=== What to work on ===
From the listing below, extract every line containing "boots".

=== Records for this task ===
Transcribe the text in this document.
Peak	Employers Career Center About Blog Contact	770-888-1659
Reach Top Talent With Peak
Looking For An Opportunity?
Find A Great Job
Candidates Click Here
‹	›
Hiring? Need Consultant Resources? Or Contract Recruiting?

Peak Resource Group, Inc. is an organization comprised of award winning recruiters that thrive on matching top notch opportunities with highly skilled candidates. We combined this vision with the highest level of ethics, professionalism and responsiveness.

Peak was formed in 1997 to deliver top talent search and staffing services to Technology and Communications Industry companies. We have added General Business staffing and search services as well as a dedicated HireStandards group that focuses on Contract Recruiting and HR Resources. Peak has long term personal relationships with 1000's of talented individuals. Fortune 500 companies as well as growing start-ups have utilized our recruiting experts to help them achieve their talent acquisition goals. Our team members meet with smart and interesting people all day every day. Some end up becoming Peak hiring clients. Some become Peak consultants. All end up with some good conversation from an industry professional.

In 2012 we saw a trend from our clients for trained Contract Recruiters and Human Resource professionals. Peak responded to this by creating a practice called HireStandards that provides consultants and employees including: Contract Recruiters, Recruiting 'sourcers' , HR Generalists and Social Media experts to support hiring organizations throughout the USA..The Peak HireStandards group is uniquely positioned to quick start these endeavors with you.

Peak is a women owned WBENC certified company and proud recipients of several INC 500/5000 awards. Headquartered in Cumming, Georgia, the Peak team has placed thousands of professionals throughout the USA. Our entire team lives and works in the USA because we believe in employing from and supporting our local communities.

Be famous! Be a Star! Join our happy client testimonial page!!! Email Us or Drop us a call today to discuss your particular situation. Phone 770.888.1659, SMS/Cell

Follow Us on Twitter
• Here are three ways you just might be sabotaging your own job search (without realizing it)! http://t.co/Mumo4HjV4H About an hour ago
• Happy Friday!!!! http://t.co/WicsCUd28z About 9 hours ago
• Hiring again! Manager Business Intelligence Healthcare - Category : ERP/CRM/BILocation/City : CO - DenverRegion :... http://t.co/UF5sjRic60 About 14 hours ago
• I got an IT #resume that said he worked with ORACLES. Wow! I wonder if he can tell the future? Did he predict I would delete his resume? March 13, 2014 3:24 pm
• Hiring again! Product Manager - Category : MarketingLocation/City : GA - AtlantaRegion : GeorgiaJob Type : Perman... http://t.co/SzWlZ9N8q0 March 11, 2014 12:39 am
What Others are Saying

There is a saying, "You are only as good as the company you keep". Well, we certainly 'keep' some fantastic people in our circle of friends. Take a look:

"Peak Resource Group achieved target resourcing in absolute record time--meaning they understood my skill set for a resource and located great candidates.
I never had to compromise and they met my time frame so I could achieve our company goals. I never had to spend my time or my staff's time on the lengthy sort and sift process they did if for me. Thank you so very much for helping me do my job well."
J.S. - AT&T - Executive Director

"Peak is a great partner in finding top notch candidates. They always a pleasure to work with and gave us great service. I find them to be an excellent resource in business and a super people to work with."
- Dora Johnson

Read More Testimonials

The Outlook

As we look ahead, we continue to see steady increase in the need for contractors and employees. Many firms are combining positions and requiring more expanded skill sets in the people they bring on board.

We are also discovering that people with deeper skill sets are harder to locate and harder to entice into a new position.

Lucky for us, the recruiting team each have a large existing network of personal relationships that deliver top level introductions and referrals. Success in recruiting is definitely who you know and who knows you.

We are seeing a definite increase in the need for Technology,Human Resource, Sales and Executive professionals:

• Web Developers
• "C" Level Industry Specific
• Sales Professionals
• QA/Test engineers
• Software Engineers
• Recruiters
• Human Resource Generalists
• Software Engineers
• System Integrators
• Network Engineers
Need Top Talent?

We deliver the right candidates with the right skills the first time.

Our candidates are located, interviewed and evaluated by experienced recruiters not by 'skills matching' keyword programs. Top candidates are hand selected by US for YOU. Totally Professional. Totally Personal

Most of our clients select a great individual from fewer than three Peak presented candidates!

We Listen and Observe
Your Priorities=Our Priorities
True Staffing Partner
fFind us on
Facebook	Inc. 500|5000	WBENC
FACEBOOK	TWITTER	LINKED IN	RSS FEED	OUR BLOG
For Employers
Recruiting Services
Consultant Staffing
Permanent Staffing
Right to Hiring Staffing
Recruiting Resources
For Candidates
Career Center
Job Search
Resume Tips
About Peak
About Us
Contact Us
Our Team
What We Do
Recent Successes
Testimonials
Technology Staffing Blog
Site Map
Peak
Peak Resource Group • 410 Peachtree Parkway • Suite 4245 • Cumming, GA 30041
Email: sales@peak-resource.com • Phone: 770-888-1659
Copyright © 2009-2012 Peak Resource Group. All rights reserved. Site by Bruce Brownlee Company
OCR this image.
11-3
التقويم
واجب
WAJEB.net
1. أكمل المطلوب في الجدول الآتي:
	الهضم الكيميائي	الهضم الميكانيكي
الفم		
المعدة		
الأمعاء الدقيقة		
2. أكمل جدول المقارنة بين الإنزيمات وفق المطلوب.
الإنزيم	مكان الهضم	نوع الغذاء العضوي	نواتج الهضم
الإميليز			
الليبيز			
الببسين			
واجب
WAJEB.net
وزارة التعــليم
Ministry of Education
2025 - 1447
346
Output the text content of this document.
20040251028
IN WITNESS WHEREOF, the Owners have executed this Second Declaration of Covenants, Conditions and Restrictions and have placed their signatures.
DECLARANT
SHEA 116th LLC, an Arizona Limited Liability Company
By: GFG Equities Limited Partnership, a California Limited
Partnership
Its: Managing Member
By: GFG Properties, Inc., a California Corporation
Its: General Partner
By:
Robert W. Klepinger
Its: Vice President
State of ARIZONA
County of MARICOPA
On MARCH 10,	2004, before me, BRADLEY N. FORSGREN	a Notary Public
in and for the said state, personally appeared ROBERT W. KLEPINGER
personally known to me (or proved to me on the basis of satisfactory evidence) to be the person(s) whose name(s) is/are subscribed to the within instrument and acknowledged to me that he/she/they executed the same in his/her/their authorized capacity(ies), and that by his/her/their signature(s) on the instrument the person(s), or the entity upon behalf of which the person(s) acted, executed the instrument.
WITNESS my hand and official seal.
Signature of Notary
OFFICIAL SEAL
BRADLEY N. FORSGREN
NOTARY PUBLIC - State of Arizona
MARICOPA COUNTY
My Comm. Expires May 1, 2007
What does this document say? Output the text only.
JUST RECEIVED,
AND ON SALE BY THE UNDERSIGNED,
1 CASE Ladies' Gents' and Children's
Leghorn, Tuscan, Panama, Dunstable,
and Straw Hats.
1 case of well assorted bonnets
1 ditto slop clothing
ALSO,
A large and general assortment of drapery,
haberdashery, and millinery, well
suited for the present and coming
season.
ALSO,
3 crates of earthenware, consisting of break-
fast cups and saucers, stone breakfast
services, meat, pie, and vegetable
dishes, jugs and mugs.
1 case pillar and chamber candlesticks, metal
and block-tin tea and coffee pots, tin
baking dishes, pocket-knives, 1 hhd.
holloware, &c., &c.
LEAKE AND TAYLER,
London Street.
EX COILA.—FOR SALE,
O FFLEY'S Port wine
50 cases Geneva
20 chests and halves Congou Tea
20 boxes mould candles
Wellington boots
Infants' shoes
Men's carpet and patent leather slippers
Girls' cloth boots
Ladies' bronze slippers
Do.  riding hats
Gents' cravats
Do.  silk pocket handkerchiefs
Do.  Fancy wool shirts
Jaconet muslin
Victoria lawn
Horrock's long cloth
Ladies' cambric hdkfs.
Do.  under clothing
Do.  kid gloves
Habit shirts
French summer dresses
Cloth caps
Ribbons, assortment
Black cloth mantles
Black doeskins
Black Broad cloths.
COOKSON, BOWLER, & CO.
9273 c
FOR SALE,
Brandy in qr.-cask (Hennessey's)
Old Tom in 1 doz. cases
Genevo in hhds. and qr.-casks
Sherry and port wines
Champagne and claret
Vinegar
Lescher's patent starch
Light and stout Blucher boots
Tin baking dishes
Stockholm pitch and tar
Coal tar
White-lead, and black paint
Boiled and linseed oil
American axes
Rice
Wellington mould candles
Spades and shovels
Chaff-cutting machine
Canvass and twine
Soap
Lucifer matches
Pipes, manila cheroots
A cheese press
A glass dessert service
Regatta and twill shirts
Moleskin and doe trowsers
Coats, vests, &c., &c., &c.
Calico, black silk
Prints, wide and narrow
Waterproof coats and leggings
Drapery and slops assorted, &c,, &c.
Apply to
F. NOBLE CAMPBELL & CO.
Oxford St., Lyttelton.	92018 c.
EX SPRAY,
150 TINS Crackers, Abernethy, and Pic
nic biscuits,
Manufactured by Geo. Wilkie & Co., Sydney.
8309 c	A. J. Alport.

=== Solution for this task ===
Wellington boots
Girls' cloth boots
Light and stout Blucher boots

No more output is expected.